**Task details**
State how many rows of the entries below contain the string "lines", and reply with that number only.

"""

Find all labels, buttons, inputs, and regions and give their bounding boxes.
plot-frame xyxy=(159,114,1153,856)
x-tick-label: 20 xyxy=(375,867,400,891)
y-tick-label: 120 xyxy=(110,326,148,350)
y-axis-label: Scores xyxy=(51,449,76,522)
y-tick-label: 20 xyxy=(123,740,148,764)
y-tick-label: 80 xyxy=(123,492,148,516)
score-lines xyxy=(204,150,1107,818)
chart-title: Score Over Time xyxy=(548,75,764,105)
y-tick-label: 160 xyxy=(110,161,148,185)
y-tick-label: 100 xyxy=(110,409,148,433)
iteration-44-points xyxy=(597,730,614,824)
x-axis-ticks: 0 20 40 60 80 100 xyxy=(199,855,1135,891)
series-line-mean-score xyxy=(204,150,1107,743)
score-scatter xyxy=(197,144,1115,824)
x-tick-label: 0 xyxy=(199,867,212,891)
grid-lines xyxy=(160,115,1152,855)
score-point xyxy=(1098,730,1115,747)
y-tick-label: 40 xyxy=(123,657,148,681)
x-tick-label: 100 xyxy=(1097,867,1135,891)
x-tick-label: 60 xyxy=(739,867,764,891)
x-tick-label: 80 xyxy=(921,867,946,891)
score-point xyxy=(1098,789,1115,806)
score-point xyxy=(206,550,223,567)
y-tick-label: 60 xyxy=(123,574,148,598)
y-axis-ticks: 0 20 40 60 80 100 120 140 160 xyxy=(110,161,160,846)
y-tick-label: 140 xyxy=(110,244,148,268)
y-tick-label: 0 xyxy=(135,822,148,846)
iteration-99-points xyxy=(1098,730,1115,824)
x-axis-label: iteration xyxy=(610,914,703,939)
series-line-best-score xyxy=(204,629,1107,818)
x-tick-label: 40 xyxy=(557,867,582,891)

"""

**Response for this exercise**
2